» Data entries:

────────────────────────────────────────

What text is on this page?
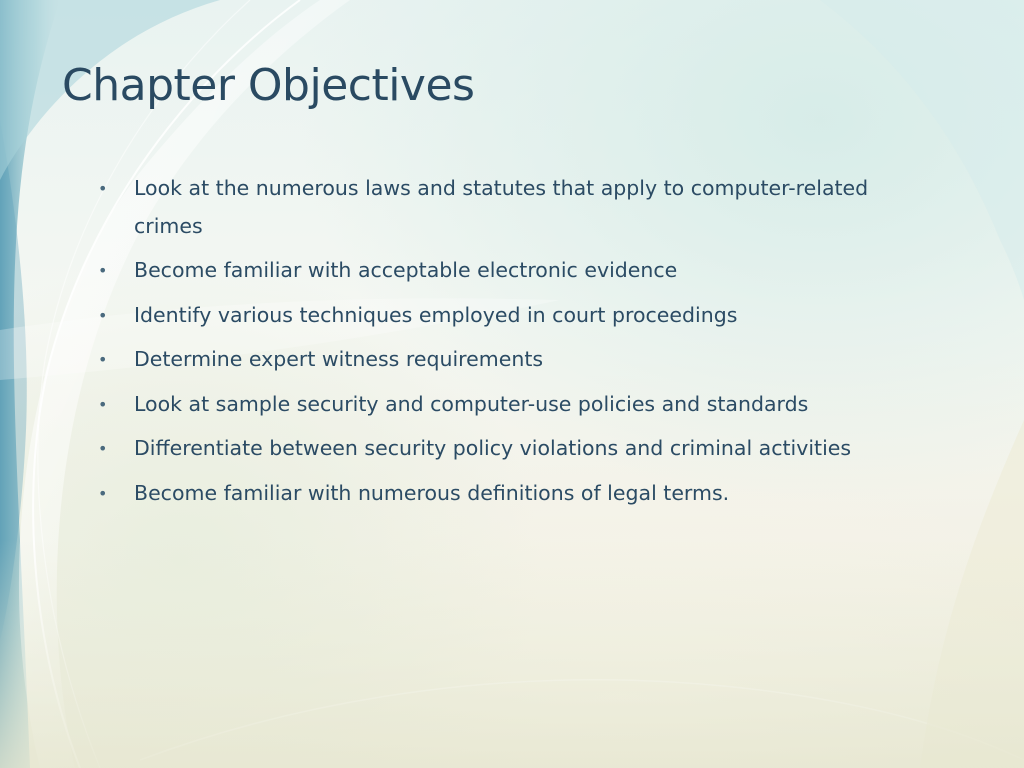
Chapter Objectives
• Look at the numerous laws and statutes that apply to computer-related crimes
• Become familiar with acceptable electronic evidence
• Identify various techniques employed in court proceedings
• Determine expert witness requirements
• Look at sample security and computer-use policies and standards
• Differentiate between security policy violations and criminal activities
• Become familiar with numerous definitions of legal terms.
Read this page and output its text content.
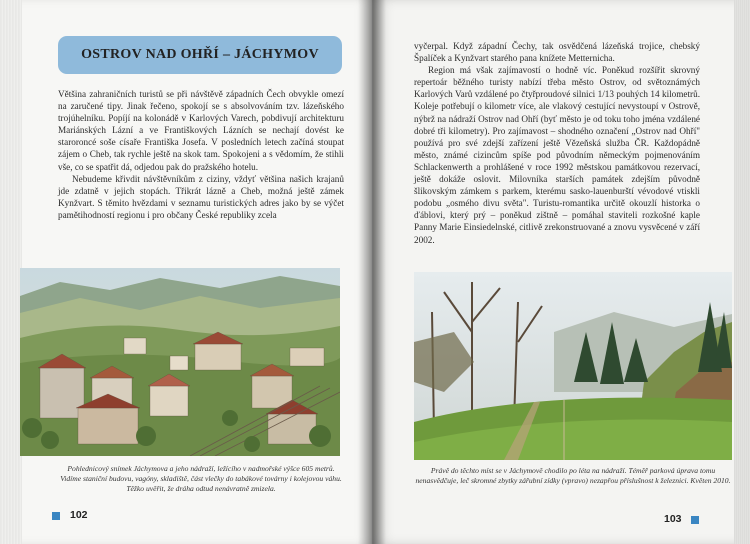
OSTROV NAD OHŘÍ – JÁCHYMOV

Většina zahraničních turistů se při návštěvě západních Čech obvykle omezí na zaručené tipy. Jinak řečeno, spokojí se s absolvováním tzv. lázeňského trojúhelníku. Popíjí na kolonádě v Karlových Varech, pobdivují architekturu Mariánských Lázní a ve Františkových Lázních se nechají dovést ke staroroncé soše císaře Františka Josefa. V posledních letech začíná stoupat zájem o Cheb, tak rychle ještě na skok tam. Spokojeni a s vědomím, že stihli vše, co se spatřit dá, odjedou pak do pražského hotelu.

Nebudeme křivdit návštěvníkům z ciziny, vždyť většina našich krajanů jde zdatně v jejich stopách. Třikrát lázně a Cheb, možná ještě zámek Kynžvart. S těmito hvězdami v seznamu turistických adres jako by se výčet pamětihodností regionu i pro občany České republiky zcela

Pohlednicový snímek Jáchymova a jeho nádraží, ležícího v nadmořské výšce 605 metrů. Vidíme staniční budovu, vagóny, skladiště, část vlečky do tabákové továrny i kolejovou váhu. Těžko uvěřit, že dráha odtud nenávratně zmizela.
102

vyčerpal. Když západní Čechy, tak osvědčená lázeňská trojice, chebský Špalíček a Kynžvart starého pana knížete Metternicha.

Region má však zajímavostí o hodně víc. Poněkud rozšířit skrovný repertoár běžného turisty nabízí třeba město Ostrov, od světoznámých Karlových Varů vzdálené po čtyřproudové silnici 1/13 pouhých 14 kilometrů. Koleje potřebují o kilometr více, ale vlakový cestující nevystoupí v Ostrově, nýbrž na nádraží Ostrov nad Ohří (byť město je od toku toho jména vzdálené dobré tři kilometry). Pro zajímavost – shodného označení „Ostrov nad Ohří" používá pro své zdejší zařízení ještě Vězeňská služba ČR. Každopádně město, známé cizincům spíše pod původním německým pojmenováním Schlackenwerth a prohlášené v roce 1992 městskou památkovou rezervací, ještě dokáže oslovit. Milovníka starších památek zdejším původně šlikovským zámkem s parkem, kterému sasko-lauenburští vévodové vtiskli podobu „osmého divu světa". Turistu-romantika určitě okouzlí historka o ďáblovi, který prý – poněkud zištně – pomáhal staviteli rozkošné kaple Panny Marie Einsiedelnské, citlivě zrekonstruované a znovu vysvěcené v září 2002.

Právě do těchto míst se v Jáchymově chodilo po léta na nádraží. Téměř parková úprava tomu nenasvědčuje, leč skromné zbytky zářubní zídky (vpravo) nezapřou příslušnost k železnici. Květen 2010.
103
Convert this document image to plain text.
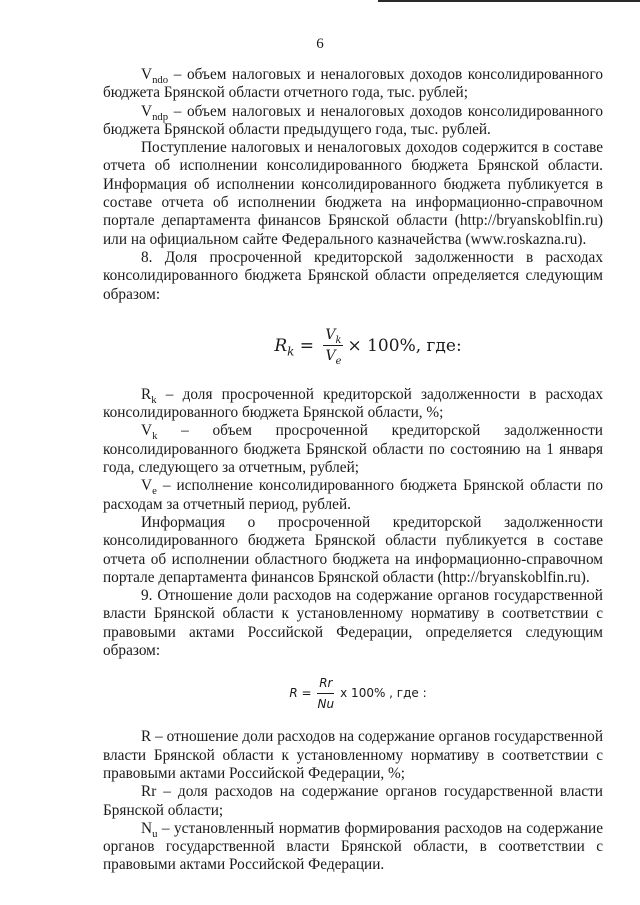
6

$V_{ndo}$ – объем налоговых и неналоговых доходов консолидированного бюджета Брянской области отчетного года, тыс. рублей;

$V_{ndp}$ – объем налоговых и неналоговых доходов консолидированного бюджета Брянской области предыдущего года, тыс. рублей.

Поступление налоговых и неналоговых доходов содержится в составе отчета об исполнении консолидированного бюджета Брянской области. Информация об исполнении консолидированного бюджета публикуется в составе отчета об исполнении бюджета на информационно-справочном портале департамента финансов Брянской области (http://bryanskoblfin.ru) или на официальном сайте Федерального казначейства (www.roskazna.ru).

8. Доля просроченной кредиторской задолженности в расходах консолидированного бюджета Брянской области определяется следующим образом:

$R_k = \frac{V_k}{V_e} \times 100\%$, где:

$R_k$ – доля просроченной кредиторской задолженности в расходах консолидированного бюджета Брянской области, %;

$V_k$ – объем просроченной кредиторской задолженности консолидированного бюджета Брянской области по состоянию на 1 января года, следующего за отчетным, рублей;

$V_e$ – исполнение консолидированного бюджета Брянской области по расходам за отчетный период, рублей.

Информация о просроченной кредиторской задолженности консолидированного бюджета Брянской области публикуется в составе отчета об исполнении областного бюджета на информационно-справочном портале департамента финансов Брянской области (http://bryanskoblfin.ru).

9. Отношение доли расходов на содержание органов государственной власти Брянской области к установленному нормативу в соответствии с правовыми актами Российской Федерации, определяется следующим образом:

$R = \frac{Rr}{Nu}$ x 100% , где :

R – отношение доли расходов на содержание органов государственной власти Брянской области к установленному нормативу в соответствии с правовыми актами Российской Федерации, %;

Rr – доля расходов на содержание органов государственной власти Брянской области;

$N_u$ – установленный норматив формирования расходов на содержание органов государственной власти Брянской области, в соответствии с правовыми актами Российской Федерации.
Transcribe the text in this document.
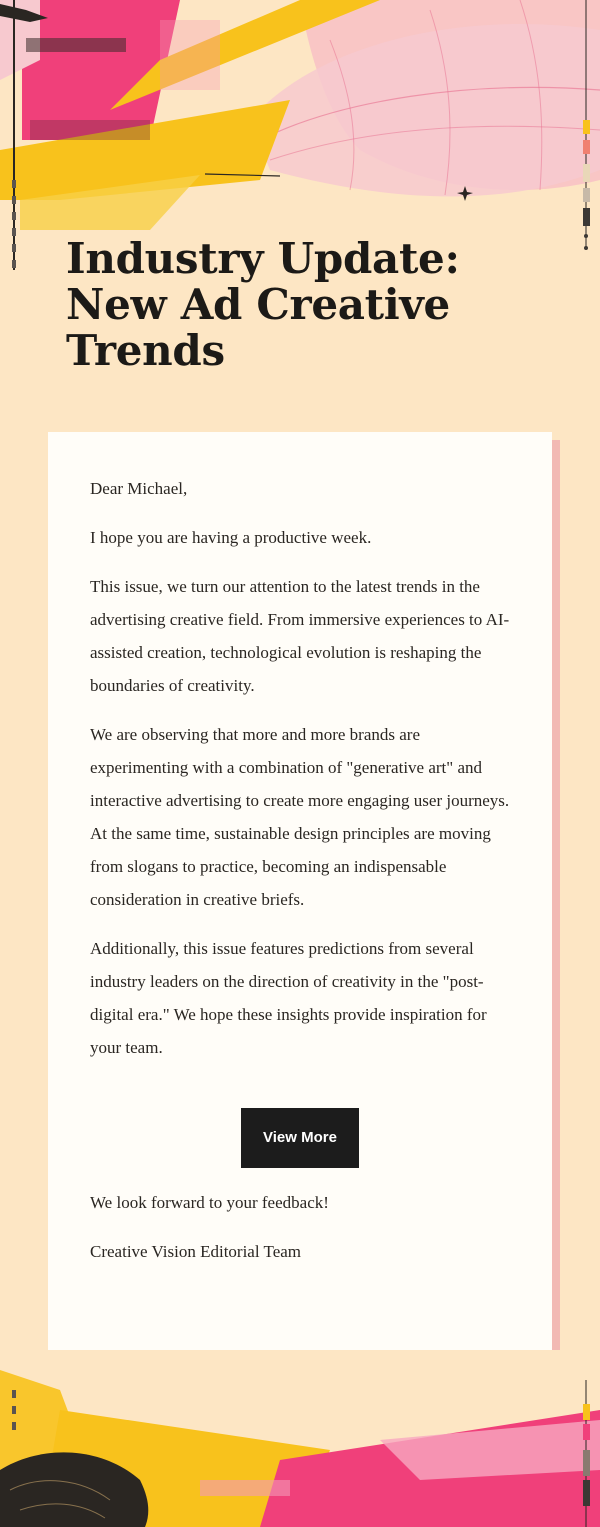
Industry Update: New Ad Creative Trends

Dear Michael,

I hope you are having a productive week.

This issue, we turn our attention to the latest trends in the advertising creative field. From immersive experiences to AI-assisted creation, technological evolution is reshaping the boundaries of creativity.

We are observing that more and more brands are experimenting with a combination of "generative art" and interactive advertising to create more engaging user journeys. At the same time, sustainable design principles are moving from slogans to practice, becoming an indispensable consideration in creative briefs.

Additionally, this issue features predictions from several industry leaders on the direction of creativity in the "post-digital era." We hope these insights provide inspiration for your team.

View More

We look forward to your feedback!

Creative Vision Editorial Team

────────────────────────────────────────

» Task goal: Repeat each entry exactly. Pictures do not belong in the copy.

» Task output:
What text is on this page?
Chapter Objectives
• Look at the numerous laws and statutes that apply to computer-related crimes
• Become familiar with acceptable electronic evidence
• Identify various techniques employed in court proceedings
• Determine expert witness requirements
• Look at sample security and computer-use policies and standards
• Differentiate between security policy violations and criminal activities
• Become familiar with numerous definitions of legal terms.
Read this page and output its text content.
OSTROV NAD OHŘÍ – JÁCHYMOV

Většina zahraničních turistů se při návštěvě západních Čech obvykle omezí na zaručené tipy. Jinak řečeno, spokojí se s absolvováním tzv. lázeňského trojúhelníku. Popíjí na kolonádě v Karlových Varech, pobdivují architekturu Mariánských Lázní a ve Františkových Lázních se nechají dovést ke staroroncé soše císaře Františka Josefa. V posledních letech začíná stoupat zájem o Cheb, tak rychle ještě na skok tam. Spokojeni a s vědomím, že stihli vše, co se spatřit dá, odjedou pak do pražského hotelu.

Nebudeme křivdit návštěvníkům z ciziny, vždyť většina našich krajanů jde zdatně v jejich stopách. Třikrát lázně a Cheb, možná ještě zámek Kynžvart. S těmito hvězdami v seznamu turistických adres jako by se výčet pamětihodností regionu i pro občany České republiky zcela

Pohlednicový snímek Jáchymova a jeho nádraží, ležícího v nadmořské výšce 605 metrů. Vidíme staniční budovu, vagóny, skladiště, část vlečky do tabákové továrny i kolejovou váhu. Těžko uvěřit, že dráha odtud nenávratně zmizela.
102

vyčerpal. Když západní Čechy, tak osvědčená lázeňská trojice, chebský Špalíček a Kynžvart starého pana knížete Metternicha.

Region má však zajímavostí o hodně víc. Poněkud rozšířit skrovný repertoár běžného turisty nabízí třeba město Ostrov, od světoznámých Karlových Varů vzdálené po čtyřproudové silnici 1/13 pouhých 14 kilometrů. Koleje potřebují o kilometr více, ale vlakový cestující nevystoupí v Ostrově, nýbrž na nádraží Ostrov nad Ohří (byť město je od toku toho jména vzdálené dobré tři kilometry). Pro zajímavost – shodného označení „Ostrov nad Ohří" používá pro své zdejší zařízení ještě Vězeňská služba ČR. Každopádně město, známé cizincům spíše pod původním německým pojmenováním Schlackenwerth a prohlášené v roce 1992 městskou památkovou rezervací, ještě dokáže oslovit. Milovníka starších památek zdejším původně šlikovským zámkem s parkem, kterému sasko-lauenburští vévodové vtiskli podobu „osmého divu světa". Turistu-romantika určitě okouzlí historka o ďáblovi, který prý – poněkud zištně – pomáhal staviteli rozkošné kaple Panny Marie Einsiedelnské, citlivě zrekonstruované a znovu vysvěcené v září 2002.

Právě do těchto míst se v Jáchymově chodilo po léta na nádraží. Téměř parková úprava tomu nenasvědčuje, leč skromné zbytky zářubní zídky (vpravo) nezapřou příslušnost k železnici. Květen 2010.
103
Convert this document image to plain text.
6

$V_{ndo}$ – объем налоговых и неналоговых доходов консолидированного бюджета Брянской области отчетного года, тыс. рублей;

$V_{ndp}$ – объем налоговых и неналоговых доходов консолидированного бюджета Брянской области предыдущего года, тыс. рублей.

Поступление налоговых и неналоговых доходов содержится в составе отчета об исполнении консолидированного бюджета Брянской области. Информация об исполнении консолидированного бюджета публикуется в составе отчета об исполнении бюджета на информационно-справочном портале департамента финансов Брянской области (http://bryanskoblfin.ru) или на официальном сайте Федерального казначейства (www.roskazna.ru).

8. Доля просроченной кредиторской задолженности в расходах консолидированного бюджета Брянской области определяется следующим образом:

$R_k = \frac{V_k}{V_e} \times 100\%$, где:

$R_k$ – доля просроченной кредиторской задолженности в расходах консолидированного бюджета Брянской области, %;

$V_k$ – объем просроченной кредиторской задолженности консолидированного бюджета Брянской области по состоянию на 1 января года, следующего за отчетным, рублей;

$V_e$ – исполнение консолидированного бюджета Брянской области по расходам за отчетный период, рублей.

Информация о просроченной кредиторской задолженности консолидированного бюджета Брянской области публикуется в составе отчета об исполнении областного бюджета на информационно-справочном портале департамента финансов Брянской области (http://bryanskoblfin.ru).

9. Отношение доли расходов на содержание органов государственной власти Брянской области к установленному нормативу в соответствии с правовыми актами Российской Федерации, определяется следующим образом:

$R = \frac{Rr}{Nu}$ x 100% , где :

R – отношение доли расходов на содержание органов государственной власти Брянской области к установленному нормативу в соответствии с правовыми актами Российской Федерации, %;

Rr – доля расходов на содержание органов государственной власти Брянской области;

$N_u$ – установленный норматив формирования расходов на содержание органов государственной власти Брянской области, в соответствии с правовыми актами Российской Федерации.
Transcribe the text in this document.
Industry Update: New Ad Creative Trends

Dear Michael,

I hope you are having a productive week.

This issue, we turn our attention to the latest trends in the advertising creative field. From immersive experiences to AI-assisted creation, technological evolution is reshaping the boundaries of creativity.

We are observing that more and more brands are experimenting with a combination of "generative art" and interactive advertising to create more engaging user journeys. At the same time, sustainable design principles are moving from slogans to practice, becoming an indispensable consideration in creative briefs.

Additionally, this issue features predictions from several industry leaders on the direction of creativity in the "post-digital era." We hope these insights provide inspiration for your team.

View More

We look forward to your feedback!

Creative Vision Editorial Team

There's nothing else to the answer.